Work to do
Copy every line of the items below word for word, without changing anything.

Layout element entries
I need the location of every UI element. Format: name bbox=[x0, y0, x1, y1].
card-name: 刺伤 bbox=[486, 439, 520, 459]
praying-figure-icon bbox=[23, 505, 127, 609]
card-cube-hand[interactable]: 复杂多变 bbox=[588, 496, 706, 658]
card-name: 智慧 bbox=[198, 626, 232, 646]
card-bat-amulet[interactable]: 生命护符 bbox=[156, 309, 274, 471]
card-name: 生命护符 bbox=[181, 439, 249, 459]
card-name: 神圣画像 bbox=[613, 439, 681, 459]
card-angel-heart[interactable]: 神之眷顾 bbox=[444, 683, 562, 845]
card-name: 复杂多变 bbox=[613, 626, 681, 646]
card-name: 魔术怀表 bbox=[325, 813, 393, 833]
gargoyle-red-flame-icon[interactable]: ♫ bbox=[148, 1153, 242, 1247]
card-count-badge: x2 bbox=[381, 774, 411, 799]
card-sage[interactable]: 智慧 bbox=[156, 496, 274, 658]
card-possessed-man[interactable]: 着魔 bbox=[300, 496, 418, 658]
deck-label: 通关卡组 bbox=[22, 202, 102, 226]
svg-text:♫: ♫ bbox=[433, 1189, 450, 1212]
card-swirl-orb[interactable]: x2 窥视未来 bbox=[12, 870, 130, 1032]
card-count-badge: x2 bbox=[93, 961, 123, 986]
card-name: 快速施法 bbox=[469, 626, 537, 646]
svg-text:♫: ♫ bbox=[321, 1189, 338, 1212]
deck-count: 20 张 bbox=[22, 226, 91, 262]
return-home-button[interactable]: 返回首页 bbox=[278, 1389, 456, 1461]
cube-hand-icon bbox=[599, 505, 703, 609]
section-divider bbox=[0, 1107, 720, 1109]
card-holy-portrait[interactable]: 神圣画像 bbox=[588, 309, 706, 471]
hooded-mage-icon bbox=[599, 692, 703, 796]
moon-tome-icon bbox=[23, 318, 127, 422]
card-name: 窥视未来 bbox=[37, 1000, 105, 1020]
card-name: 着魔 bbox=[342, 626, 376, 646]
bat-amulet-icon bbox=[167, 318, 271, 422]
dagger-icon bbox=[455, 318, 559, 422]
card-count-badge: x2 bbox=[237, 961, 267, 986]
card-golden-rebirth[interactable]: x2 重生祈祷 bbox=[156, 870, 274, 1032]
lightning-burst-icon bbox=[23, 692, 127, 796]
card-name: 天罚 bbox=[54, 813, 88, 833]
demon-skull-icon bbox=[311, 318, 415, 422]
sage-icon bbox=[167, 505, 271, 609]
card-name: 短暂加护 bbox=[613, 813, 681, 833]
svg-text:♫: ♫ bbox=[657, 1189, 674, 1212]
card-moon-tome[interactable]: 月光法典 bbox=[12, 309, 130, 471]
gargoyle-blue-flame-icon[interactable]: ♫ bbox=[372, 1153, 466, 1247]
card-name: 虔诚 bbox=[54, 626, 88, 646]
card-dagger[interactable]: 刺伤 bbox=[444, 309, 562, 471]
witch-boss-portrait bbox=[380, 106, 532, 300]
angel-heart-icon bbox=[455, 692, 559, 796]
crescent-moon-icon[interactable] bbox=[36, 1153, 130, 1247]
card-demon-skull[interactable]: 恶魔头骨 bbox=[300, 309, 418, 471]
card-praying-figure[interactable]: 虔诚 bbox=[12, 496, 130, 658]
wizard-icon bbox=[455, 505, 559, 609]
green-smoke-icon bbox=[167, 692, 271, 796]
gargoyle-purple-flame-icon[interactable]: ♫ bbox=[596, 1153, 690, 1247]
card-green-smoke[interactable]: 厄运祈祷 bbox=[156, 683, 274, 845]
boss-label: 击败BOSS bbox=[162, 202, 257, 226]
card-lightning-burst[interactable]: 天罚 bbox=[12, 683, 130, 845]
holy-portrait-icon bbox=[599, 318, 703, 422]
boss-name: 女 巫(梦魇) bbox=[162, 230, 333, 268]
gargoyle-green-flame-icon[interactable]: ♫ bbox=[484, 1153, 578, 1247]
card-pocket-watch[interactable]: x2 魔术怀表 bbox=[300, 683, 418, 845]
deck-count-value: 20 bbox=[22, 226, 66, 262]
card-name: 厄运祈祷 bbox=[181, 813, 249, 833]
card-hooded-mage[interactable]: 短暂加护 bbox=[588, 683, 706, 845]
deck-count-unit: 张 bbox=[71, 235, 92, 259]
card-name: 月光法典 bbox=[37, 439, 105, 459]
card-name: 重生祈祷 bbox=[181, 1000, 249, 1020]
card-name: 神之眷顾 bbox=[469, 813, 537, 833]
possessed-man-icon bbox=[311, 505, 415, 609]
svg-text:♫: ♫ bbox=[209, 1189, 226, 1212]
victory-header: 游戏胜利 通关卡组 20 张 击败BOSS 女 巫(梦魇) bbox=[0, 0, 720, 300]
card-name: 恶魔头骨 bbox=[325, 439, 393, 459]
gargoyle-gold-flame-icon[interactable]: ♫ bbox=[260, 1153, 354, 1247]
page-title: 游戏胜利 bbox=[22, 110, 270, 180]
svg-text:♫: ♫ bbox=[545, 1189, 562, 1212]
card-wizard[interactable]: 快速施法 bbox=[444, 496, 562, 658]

Written response
I need the location of every UI element. Format: name bbox=[x0, y0, x1, y1].
card-name: 刺伤 bbox=[486, 439, 520, 459]
praying-figure-icon bbox=[23, 505, 127, 609]
card-cube-hand[interactable]: 复杂多变 bbox=[588, 496, 706, 658]
card-name: 智慧 bbox=[198, 626, 232, 646]
card-bat-amulet[interactable]: 生命护符 bbox=[156, 309, 274, 471]
card-name: 生命护符 bbox=[181, 439, 249, 459]
card-name: 神圣画像 bbox=[613, 439, 681, 459]
card-angel-heart[interactable]: 神之眷顾 bbox=[444, 683, 562, 845]
card-name: 复杂多变 bbox=[613, 626, 681, 646]
card-name: 魔术怀表 bbox=[325, 813, 393, 833]
gargoyle-red-flame-icon[interactable]: ♫ bbox=[148, 1153, 242, 1247]
card-count-badge: x2 bbox=[381, 774, 411, 799]
card-sage[interactable]: 智慧 bbox=[156, 496, 274, 658]
card-possessed-man[interactable]: 着魔 bbox=[300, 496, 418, 658]
deck-label: 通关卡组 bbox=[22, 202, 102, 226]
svg-text:♫: ♫ bbox=[433, 1189, 450, 1212]
card-swirl-orb[interactable]: x2 窥视未来 bbox=[12, 870, 130, 1032]
card-count-badge: x2 bbox=[93, 961, 123, 986]
card-name: 快速施法 bbox=[469, 626, 537, 646]
svg-text:♫: ♫ bbox=[321, 1189, 338, 1212]
deck-count: 20 张 bbox=[22, 226, 91, 262]
return-home-button[interactable]: 返回首页 bbox=[278, 1389, 456, 1461]
cube-hand-icon bbox=[599, 505, 703, 609]
section-divider bbox=[0, 1107, 720, 1109]
card-holy-portrait[interactable]: 神圣画像 bbox=[588, 309, 706, 471]
hooded-mage-icon bbox=[599, 692, 703, 796]
moon-tome-icon bbox=[23, 318, 127, 422]
card-name: 窥视未来 bbox=[37, 1000, 105, 1020]
card-name: 着魔 bbox=[342, 626, 376, 646]
bat-amulet-icon bbox=[167, 318, 271, 422]
dagger-icon bbox=[455, 318, 559, 422]
card-count-badge: x2 bbox=[237, 961, 267, 986]
card-golden-rebirth[interactable]: x2 重生祈祷 bbox=[156, 870, 274, 1032]
lightning-burst-icon bbox=[23, 692, 127, 796]
card-name: 天罚 bbox=[54, 813, 88, 833]
demon-skull-icon bbox=[311, 318, 415, 422]
sage-icon bbox=[167, 505, 271, 609]
card-name: 短暂加护 bbox=[613, 813, 681, 833]
svg-text:♫: ♫ bbox=[657, 1189, 674, 1212]
card-moon-tome[interactable]: 月光法典 bbox=[12, 309, 130, 471]
gargoyle-blue-flame-icon[interactable]: ♫ bbox=[372, 1153, 466, 1247]
card-name: 虔诚 bbox=[54, 626, 88, 646]
card-dagger[interactable]: 刺伤 bbox=[444, 309, 562, 471]
witch-boss-portrait bbox=[380, 106, 532, 300]
angel-heart-icon bbox=[455, 692, 559, 796]
crescent-moon-icon[interactable] bbox=[36, 1153, 130, 1247]
card-demon-skull[interactable]: 恶魔头骨 bbox=[300, 309, 418, 471]
card-praying-figure[interactable]: 虔诚 bbox=[12, 496, 130, 658]
wizard-icon bbox=[455, 505, 559, 609]
green-smoke-icon bbox=[167, 692, 271, 796]
gargoyle-purple-flame-icon[interactable]: ♫ bbox=[596, 1153, 690, 1247]
card-green-smoke[interactable]: 厄运祈祷 bbox=[156, 683, 274, 845]
boss-label: 击败BOSS bbox=[162, 202, 257, 226]
card-lightning-burst[interactable]: 天罚 bbox=[12, 683, 130, 845]
holy-portrait-icon bbox=[599, 318, 703, 422]
boss-name: 女 巫(梦魇) bbox=[162, 230, 333, 268]
gargoyle-green-flame-icon[interactable]: ♫ bbox=[484, 1153, 578, 1247]
card-pocket-watch[interactable]: x2 魔术怀表 bbox=[300, 683, 418, 845]
deck-count-value: 20 bbox=[22, 226, 66, 262]
card-name: 厄运祈祷 bbox=[181, 813, 249, 833]
card-hooded-mage[interactable]: 短暂加护 bbox=[588, 683, 706, 845]
deck-count-unit: 张 bbox=[71, 235, 92, 259]
card-name: 月光法典 bbox=[37, 439, 105, 459]
card-name: 重生祈祷 bbox=[181, 1000, 249, 1020]
card-name: 神之眷顾 bbox=[469, 813, 537, 833]
possessed-man-icon bbox=[311, 505, 415, 609]
svg-text:♫: ♫ bbox=[209, 1189, 226, 1212]
victory-header: 游戏胜利 通关卡组 20 张 击败BOSS 女 巫(梦魇) bbox=[0, 0, 720, 300]
card-name: 恶魔头骨 bbox=[325, 439, 393, 459]
gargoyle-gold-flame-icon[interactable]: ♫ bbox=[260, 1153, 354, 1247]
page-title: 游戏胜利 bbox=[22, 110, 270, 180]
svg-text:♫: ♫ bbox=[545, 1189, 562, 1212]
card-wizard[interactable]: 快速施法 bbox=[444, 496, 562, 658]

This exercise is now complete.